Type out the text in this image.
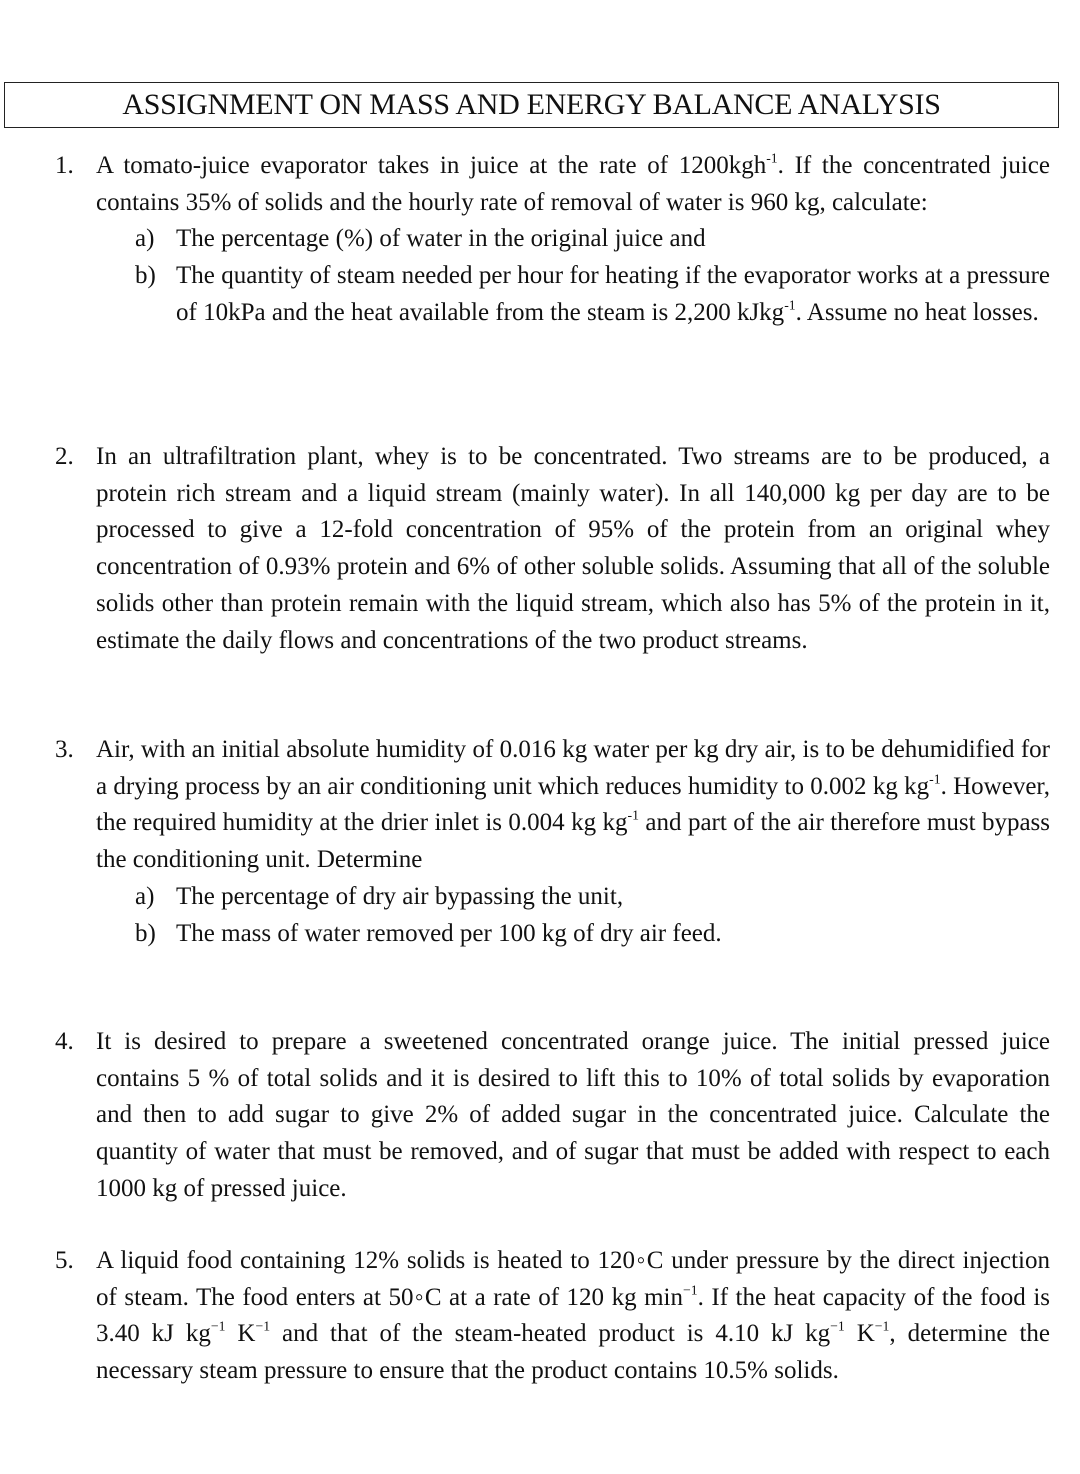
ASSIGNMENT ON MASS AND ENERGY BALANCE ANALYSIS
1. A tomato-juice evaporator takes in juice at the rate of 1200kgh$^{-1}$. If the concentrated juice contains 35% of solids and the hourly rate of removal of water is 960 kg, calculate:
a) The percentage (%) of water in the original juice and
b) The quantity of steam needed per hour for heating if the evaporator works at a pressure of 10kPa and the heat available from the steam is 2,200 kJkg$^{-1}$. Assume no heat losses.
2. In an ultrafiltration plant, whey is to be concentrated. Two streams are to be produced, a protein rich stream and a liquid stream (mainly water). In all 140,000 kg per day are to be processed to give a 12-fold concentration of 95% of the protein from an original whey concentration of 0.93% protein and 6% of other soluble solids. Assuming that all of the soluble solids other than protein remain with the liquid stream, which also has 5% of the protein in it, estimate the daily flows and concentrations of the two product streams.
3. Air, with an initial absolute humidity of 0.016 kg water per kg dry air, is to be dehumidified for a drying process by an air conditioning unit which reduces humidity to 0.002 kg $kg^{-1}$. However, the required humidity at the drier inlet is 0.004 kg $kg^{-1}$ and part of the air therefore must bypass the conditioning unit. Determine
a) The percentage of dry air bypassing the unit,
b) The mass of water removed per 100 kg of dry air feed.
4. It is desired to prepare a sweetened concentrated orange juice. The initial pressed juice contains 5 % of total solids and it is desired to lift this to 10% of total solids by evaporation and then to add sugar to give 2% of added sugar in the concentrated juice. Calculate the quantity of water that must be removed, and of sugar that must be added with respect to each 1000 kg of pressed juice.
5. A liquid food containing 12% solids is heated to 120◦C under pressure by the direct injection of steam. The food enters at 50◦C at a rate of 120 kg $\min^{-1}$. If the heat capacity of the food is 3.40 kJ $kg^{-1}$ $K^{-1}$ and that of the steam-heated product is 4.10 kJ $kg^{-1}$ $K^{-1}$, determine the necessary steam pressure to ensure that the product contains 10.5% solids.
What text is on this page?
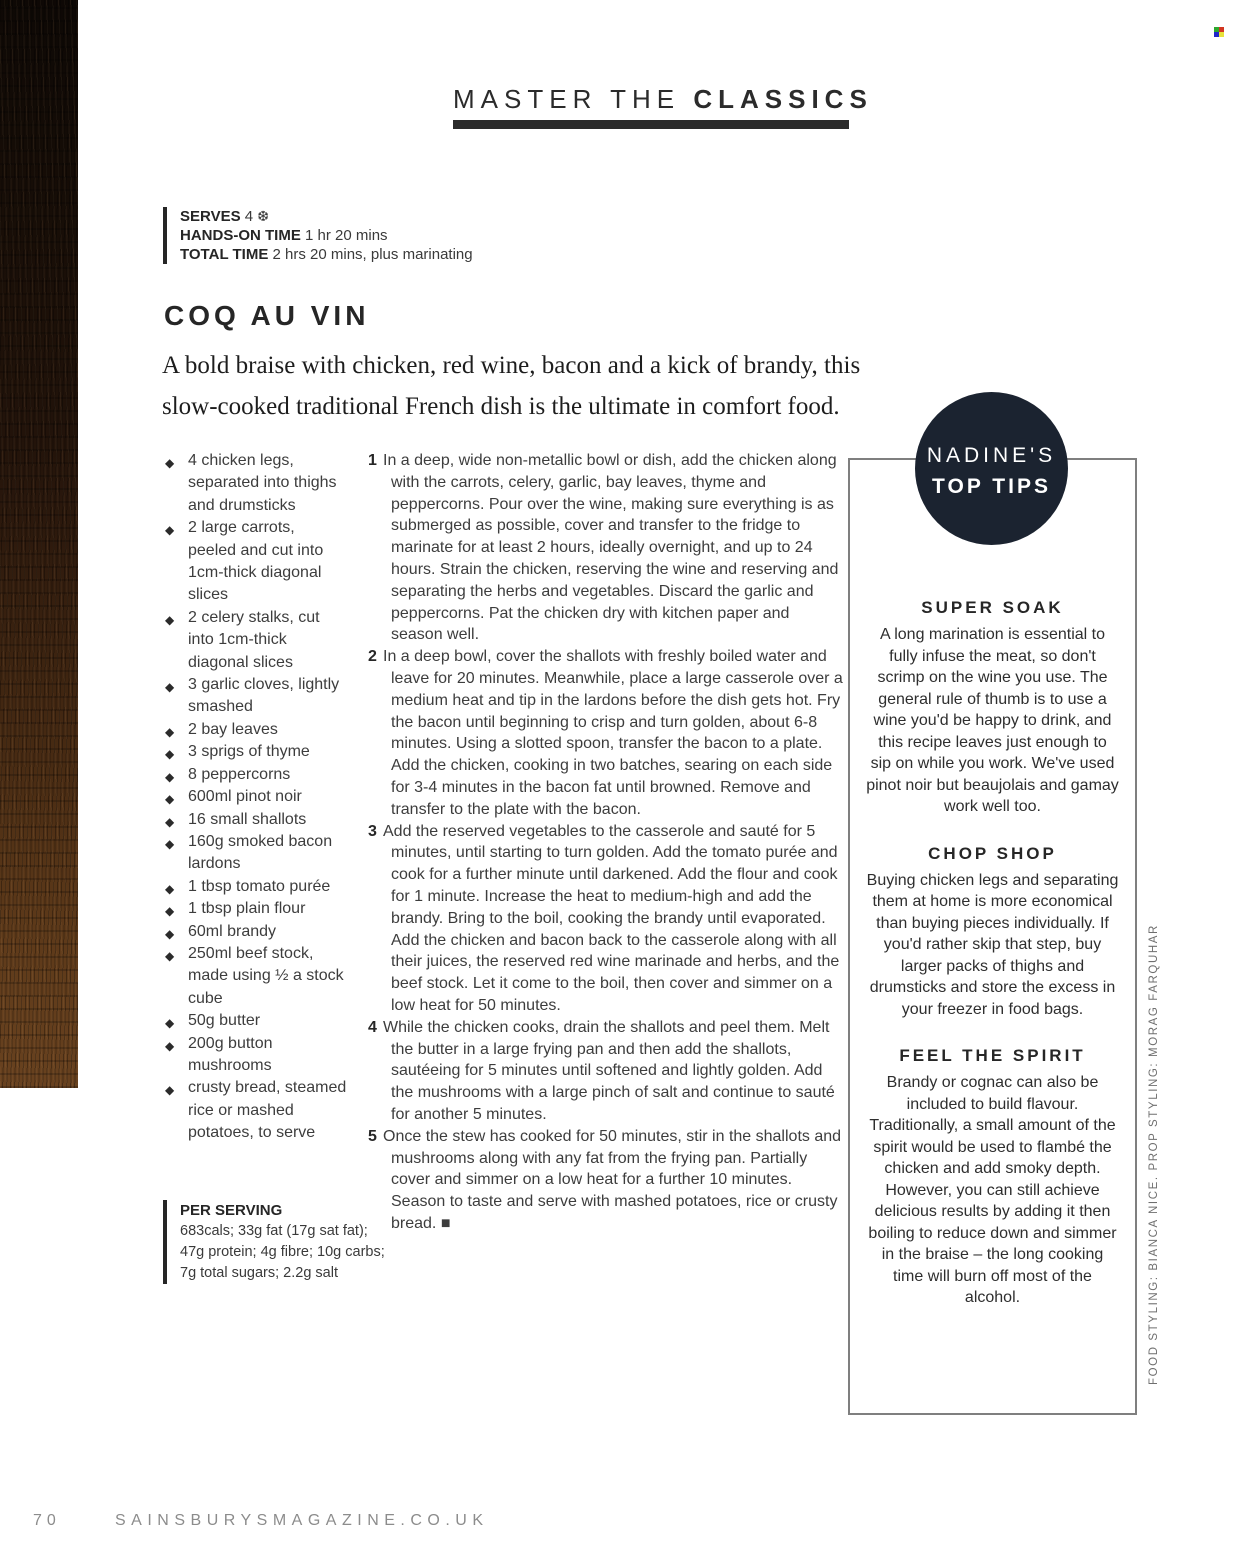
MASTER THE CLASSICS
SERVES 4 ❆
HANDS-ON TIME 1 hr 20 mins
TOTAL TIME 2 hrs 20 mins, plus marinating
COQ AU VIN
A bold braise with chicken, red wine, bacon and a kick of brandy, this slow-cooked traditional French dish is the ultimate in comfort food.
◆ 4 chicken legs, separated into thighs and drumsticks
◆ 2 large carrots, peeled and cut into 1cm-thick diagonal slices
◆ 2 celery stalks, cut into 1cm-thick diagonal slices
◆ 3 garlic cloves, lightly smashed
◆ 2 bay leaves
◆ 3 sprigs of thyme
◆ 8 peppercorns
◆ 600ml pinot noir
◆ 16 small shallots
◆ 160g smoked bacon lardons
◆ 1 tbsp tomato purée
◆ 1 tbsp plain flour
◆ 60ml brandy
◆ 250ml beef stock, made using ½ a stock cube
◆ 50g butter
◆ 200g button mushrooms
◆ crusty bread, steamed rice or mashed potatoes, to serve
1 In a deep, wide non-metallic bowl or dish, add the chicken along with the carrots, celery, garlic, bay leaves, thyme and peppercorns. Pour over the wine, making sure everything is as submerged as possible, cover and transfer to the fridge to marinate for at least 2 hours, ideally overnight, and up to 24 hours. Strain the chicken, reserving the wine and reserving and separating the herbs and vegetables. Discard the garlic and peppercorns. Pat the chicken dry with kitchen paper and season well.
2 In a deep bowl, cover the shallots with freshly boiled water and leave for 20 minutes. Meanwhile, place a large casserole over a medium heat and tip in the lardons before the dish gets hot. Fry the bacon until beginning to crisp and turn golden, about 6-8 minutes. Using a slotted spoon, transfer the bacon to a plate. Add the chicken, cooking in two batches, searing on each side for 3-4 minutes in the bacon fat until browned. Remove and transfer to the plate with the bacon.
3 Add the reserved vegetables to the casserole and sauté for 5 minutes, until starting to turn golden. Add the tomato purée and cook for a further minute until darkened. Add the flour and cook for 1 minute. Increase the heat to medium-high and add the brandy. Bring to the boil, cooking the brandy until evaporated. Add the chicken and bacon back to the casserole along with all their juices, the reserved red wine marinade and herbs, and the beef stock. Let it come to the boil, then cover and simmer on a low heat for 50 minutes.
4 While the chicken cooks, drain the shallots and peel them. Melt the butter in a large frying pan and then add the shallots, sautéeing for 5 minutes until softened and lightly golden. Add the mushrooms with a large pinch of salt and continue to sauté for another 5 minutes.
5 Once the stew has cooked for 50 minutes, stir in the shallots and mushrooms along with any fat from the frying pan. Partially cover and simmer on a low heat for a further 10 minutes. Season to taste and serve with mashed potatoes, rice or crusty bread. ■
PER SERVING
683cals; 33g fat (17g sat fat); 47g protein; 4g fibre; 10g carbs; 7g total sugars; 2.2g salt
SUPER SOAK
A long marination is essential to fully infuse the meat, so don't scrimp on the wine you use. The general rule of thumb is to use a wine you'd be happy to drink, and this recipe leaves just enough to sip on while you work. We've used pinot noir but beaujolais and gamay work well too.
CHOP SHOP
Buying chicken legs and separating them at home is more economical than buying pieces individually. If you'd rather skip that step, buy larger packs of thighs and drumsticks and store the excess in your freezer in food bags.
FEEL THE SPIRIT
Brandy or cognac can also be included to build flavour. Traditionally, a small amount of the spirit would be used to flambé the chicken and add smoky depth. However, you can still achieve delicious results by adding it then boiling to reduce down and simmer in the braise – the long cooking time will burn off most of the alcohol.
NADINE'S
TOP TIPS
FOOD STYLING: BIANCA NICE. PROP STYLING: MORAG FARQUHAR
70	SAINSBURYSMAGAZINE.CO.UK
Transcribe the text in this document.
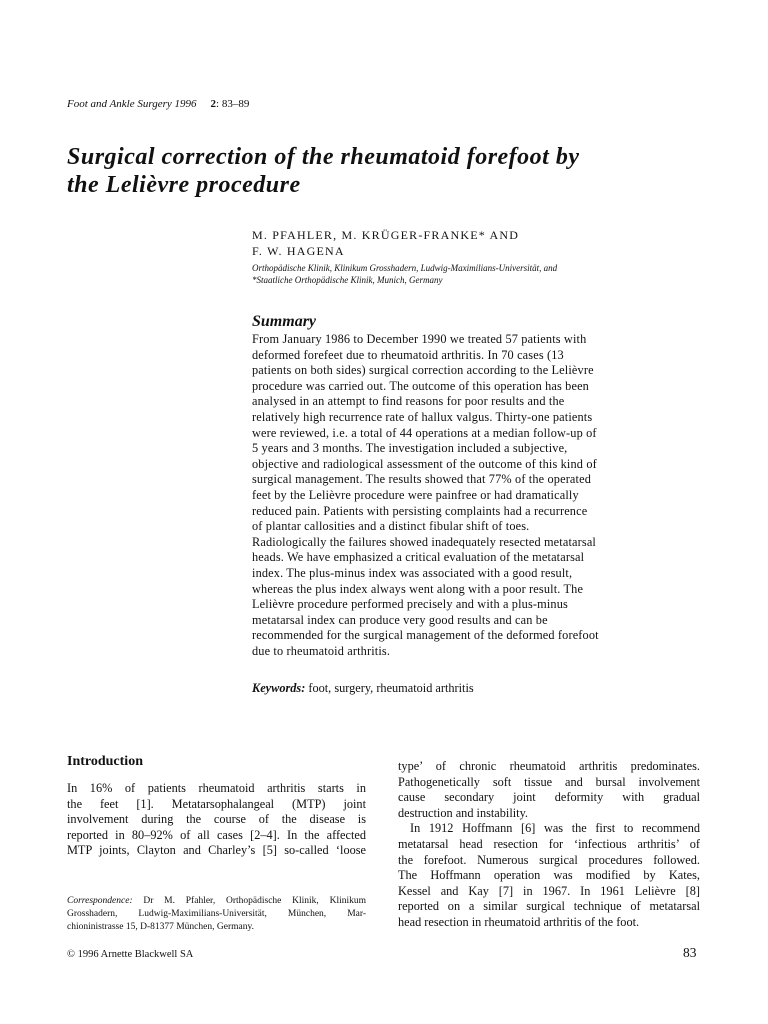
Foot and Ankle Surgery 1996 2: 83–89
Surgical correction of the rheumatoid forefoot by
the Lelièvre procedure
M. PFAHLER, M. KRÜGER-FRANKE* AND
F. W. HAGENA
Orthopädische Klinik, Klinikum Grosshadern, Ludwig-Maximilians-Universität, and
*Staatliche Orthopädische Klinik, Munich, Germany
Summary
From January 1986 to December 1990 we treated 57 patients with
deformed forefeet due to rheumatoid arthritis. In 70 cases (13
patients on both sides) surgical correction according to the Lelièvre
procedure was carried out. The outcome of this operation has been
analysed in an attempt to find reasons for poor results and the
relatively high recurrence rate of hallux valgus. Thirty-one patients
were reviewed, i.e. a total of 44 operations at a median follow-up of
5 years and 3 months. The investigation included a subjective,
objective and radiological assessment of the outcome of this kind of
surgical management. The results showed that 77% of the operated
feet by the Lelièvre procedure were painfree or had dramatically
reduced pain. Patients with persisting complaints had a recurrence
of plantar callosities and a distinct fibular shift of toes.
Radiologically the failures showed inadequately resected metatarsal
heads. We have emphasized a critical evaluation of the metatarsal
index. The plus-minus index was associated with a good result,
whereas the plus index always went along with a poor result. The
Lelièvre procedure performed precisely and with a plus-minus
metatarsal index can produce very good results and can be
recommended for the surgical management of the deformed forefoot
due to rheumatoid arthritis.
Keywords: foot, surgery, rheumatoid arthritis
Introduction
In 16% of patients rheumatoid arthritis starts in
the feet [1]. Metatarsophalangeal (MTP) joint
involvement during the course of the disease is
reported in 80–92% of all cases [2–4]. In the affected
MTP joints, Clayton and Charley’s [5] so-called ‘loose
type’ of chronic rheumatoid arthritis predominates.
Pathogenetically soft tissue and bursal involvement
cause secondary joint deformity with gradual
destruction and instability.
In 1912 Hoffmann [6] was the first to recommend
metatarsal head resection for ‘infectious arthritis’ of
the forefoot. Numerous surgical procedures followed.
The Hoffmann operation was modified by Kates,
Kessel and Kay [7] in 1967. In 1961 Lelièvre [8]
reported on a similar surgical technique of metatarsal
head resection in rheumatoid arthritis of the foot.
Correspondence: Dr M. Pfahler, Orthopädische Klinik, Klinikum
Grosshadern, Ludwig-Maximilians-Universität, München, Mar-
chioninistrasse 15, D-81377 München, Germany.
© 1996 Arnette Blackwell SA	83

┄┄┄┄┄┄┄┄┄┄┄┄┄┄┄┄┄┄┄┄

* [Try it] Pull every line with "sauté" from the records.

* [The completed task]
3 Add the reserved vegetables to the casserole and sauté for 5 minutes, until starting to turn golden. Add the tomato purée and cook for a further minute until darkened. Add the flour and cook for 1 minute. Increase the heat to medium-high and add the brandy. Bring to the boil, cooking the brandy until evaporated. Add the chicken and bacon back to the casserole along with all their juices, the reserved red wine marinade and herbs, and the beef stock. Let it come to the boil, then cover and simmer on a low heat for 50 minutes.
4 While the chicken cooks, drain the shallots and peel them. Melt the butter in a large frying pan and then add the shallots, sautéeing for 5 minutes until softened and lightly golden. Add the mushrooms with a large pinch of salt and continue to sauté for another 5 minutes.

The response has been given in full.